**Work request:**
Return copies of the lines below that mention "Significant".

····················

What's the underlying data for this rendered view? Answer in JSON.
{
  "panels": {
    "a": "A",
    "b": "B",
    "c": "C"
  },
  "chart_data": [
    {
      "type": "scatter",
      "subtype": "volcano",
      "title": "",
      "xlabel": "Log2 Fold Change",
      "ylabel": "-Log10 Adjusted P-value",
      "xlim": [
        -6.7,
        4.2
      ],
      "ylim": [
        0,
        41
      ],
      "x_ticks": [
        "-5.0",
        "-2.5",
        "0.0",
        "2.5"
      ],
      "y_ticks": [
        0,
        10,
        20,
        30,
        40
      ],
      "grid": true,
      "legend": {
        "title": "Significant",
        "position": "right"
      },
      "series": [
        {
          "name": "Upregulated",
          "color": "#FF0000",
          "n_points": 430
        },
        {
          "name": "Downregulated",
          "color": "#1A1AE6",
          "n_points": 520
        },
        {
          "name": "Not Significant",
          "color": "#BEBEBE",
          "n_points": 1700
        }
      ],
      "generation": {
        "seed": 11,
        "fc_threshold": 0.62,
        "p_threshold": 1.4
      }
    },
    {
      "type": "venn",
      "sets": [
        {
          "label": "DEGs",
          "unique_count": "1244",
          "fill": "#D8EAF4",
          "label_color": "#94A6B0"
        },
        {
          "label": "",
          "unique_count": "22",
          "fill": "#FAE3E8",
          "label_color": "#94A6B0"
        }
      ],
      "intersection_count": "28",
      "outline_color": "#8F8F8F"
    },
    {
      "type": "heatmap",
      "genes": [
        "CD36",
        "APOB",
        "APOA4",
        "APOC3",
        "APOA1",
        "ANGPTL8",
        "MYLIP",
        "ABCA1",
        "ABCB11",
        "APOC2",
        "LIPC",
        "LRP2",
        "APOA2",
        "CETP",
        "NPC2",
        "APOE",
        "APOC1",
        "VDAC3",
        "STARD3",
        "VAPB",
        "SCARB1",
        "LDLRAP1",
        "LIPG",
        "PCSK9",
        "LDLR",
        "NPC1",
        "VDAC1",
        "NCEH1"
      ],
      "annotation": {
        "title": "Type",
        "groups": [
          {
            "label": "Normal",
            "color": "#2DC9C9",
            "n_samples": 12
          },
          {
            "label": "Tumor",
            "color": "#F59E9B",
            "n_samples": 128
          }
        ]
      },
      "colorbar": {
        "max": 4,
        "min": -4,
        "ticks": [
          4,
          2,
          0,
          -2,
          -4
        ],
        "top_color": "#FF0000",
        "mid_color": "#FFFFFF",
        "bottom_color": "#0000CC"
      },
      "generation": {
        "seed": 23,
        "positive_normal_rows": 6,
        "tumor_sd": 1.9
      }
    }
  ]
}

····················

**Task solution:**
        "title": "Significant",
          "name": "Not Significant",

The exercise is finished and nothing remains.